▶ **What to produce**
In the entries below, identify every line with the string "label" and copy it.

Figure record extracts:
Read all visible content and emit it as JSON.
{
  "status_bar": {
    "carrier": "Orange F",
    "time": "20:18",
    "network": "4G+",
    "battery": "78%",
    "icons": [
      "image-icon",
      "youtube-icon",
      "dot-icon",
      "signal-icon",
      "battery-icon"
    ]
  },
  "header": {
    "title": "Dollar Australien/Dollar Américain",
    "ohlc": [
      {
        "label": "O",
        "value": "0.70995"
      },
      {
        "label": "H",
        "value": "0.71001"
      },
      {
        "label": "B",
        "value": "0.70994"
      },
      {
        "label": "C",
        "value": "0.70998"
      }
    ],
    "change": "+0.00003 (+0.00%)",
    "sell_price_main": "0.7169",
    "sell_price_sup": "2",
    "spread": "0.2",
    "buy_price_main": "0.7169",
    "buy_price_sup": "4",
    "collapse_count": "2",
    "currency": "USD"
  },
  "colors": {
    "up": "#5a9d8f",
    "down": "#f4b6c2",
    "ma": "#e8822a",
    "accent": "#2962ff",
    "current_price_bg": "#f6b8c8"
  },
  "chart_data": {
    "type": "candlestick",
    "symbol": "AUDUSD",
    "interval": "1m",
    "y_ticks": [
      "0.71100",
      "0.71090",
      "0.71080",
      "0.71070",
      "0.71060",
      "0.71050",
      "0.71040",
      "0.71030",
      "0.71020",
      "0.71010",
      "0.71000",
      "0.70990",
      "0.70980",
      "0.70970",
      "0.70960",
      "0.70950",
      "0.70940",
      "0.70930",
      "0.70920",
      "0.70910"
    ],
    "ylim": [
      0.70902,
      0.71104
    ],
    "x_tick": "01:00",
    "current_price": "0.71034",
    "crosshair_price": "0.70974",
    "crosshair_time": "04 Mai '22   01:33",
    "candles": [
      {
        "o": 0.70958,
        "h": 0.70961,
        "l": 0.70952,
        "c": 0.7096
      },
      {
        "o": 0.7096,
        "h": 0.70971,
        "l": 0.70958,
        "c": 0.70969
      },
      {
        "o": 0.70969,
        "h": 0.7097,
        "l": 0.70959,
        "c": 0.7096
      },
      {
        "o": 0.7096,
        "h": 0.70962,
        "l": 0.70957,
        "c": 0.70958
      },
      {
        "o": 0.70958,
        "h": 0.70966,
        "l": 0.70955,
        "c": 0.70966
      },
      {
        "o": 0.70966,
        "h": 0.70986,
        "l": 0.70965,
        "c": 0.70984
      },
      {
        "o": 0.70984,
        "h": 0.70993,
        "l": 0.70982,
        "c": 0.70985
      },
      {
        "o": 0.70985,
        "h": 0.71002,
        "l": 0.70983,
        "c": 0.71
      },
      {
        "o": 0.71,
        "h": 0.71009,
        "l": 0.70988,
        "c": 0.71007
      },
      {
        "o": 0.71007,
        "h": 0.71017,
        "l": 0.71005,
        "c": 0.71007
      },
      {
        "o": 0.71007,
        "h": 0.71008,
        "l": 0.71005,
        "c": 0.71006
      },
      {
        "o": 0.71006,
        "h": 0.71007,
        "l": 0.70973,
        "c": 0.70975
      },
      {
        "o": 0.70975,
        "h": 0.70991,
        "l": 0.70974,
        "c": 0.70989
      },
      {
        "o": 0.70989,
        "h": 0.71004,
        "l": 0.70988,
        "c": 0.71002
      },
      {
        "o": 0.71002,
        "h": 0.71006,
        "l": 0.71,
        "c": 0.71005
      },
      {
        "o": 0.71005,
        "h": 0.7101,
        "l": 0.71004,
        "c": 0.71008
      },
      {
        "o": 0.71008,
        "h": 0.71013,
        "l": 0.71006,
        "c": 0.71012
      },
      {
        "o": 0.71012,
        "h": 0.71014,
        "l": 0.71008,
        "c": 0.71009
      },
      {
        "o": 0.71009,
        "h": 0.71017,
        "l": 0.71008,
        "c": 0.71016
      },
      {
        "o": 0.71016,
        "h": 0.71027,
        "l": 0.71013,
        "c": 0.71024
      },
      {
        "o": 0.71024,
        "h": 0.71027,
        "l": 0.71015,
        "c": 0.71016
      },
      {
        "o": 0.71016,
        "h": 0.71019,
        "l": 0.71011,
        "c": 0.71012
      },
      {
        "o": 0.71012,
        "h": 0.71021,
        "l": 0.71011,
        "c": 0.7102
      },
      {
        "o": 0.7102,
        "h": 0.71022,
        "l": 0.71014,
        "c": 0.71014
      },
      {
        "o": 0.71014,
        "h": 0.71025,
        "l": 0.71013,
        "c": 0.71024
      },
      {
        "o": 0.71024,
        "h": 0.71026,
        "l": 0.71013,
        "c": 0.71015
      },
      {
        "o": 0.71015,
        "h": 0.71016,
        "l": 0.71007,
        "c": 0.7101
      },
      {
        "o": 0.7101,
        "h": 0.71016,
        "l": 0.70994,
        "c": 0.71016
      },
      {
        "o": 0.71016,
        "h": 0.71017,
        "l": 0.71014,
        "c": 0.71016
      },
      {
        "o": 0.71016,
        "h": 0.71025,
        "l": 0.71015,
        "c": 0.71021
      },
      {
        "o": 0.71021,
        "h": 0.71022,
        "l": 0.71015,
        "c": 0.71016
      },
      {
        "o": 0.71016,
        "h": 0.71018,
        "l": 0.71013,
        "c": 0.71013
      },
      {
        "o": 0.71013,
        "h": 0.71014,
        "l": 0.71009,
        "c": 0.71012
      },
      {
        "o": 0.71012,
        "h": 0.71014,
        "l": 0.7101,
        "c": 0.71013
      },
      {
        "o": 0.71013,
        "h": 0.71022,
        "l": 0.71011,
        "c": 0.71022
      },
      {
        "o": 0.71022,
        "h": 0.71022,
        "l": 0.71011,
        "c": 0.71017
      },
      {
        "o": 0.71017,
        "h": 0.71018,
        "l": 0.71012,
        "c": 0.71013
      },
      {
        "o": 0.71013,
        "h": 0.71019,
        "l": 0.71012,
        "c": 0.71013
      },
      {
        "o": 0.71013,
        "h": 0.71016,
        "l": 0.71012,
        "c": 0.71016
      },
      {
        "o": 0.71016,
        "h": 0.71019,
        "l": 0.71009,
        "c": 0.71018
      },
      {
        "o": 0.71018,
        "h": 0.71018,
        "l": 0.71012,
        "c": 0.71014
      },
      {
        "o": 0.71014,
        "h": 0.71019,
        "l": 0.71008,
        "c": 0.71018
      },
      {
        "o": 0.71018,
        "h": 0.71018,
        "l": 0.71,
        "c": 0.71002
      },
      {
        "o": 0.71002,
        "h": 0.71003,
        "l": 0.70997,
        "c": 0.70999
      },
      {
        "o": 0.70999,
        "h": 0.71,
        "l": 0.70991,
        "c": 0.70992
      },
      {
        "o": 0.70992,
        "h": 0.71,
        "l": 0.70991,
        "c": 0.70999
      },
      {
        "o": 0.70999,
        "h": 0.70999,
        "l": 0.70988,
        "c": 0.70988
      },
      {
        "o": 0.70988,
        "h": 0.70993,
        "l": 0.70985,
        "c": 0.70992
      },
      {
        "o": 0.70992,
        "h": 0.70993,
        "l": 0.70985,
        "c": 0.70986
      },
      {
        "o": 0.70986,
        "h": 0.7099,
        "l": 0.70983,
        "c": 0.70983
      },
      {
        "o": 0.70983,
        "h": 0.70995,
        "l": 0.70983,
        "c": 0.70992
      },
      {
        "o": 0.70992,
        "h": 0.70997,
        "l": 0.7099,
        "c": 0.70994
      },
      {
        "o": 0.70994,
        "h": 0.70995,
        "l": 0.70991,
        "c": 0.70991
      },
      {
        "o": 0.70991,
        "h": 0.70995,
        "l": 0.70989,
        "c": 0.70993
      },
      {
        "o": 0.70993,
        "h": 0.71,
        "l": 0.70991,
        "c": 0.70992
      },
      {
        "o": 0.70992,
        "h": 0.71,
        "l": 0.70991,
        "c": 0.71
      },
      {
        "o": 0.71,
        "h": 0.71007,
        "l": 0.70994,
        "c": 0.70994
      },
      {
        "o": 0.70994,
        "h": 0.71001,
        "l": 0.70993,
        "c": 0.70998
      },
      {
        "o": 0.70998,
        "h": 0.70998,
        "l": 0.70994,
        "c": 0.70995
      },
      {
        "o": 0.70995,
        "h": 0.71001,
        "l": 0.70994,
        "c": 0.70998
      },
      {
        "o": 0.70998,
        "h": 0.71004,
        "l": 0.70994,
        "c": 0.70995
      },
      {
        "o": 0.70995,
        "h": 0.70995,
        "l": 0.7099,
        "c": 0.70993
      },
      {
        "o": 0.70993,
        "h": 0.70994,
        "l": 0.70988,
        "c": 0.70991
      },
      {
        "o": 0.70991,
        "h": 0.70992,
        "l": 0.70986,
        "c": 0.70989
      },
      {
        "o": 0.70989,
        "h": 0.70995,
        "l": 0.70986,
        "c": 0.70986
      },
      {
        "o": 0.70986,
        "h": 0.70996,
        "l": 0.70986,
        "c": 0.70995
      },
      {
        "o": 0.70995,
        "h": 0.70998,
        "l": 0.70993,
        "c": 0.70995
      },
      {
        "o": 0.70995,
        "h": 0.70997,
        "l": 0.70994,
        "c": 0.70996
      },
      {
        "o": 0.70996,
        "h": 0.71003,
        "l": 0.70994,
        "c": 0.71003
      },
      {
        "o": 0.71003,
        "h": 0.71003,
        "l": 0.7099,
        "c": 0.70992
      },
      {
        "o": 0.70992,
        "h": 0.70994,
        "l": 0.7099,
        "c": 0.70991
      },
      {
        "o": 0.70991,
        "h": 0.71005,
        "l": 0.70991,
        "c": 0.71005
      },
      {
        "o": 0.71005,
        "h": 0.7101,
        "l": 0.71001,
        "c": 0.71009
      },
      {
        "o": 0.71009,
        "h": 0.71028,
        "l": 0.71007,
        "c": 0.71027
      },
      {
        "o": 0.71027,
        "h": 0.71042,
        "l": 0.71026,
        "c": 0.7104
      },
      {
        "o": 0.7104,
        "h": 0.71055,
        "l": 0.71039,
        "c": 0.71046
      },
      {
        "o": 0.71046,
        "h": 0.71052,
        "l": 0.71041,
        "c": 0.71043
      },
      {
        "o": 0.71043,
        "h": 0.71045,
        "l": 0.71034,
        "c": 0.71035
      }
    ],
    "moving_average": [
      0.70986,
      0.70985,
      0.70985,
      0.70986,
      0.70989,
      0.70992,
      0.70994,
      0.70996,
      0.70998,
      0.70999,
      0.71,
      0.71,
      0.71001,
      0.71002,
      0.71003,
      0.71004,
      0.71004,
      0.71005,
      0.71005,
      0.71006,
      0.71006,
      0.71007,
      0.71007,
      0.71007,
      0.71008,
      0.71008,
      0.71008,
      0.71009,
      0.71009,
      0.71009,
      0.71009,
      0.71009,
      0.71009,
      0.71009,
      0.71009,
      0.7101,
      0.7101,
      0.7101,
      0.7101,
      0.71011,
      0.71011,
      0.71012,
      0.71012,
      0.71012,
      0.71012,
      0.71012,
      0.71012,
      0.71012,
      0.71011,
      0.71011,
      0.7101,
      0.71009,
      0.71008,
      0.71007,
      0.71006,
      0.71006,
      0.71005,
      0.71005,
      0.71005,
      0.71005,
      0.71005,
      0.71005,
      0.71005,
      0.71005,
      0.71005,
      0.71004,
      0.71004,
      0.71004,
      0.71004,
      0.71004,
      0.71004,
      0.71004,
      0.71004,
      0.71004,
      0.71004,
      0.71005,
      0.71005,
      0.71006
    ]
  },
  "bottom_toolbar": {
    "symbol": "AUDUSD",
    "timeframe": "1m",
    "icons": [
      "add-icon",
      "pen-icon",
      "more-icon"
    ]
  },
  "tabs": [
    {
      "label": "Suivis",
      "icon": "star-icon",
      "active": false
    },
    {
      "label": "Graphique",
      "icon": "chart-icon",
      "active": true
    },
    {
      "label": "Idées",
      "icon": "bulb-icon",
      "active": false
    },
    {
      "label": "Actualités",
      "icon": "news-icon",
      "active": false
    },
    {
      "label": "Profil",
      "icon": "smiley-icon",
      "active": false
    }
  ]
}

▶ **Result of this exercise**
        "label": "O",
        "label": "H",
        "label": "B",
        "label": "C",
      "label": "Suivis",
      "label": "Graphique",
      "label": "Idées",
      "label": "Actualités",
      "label": "Profil",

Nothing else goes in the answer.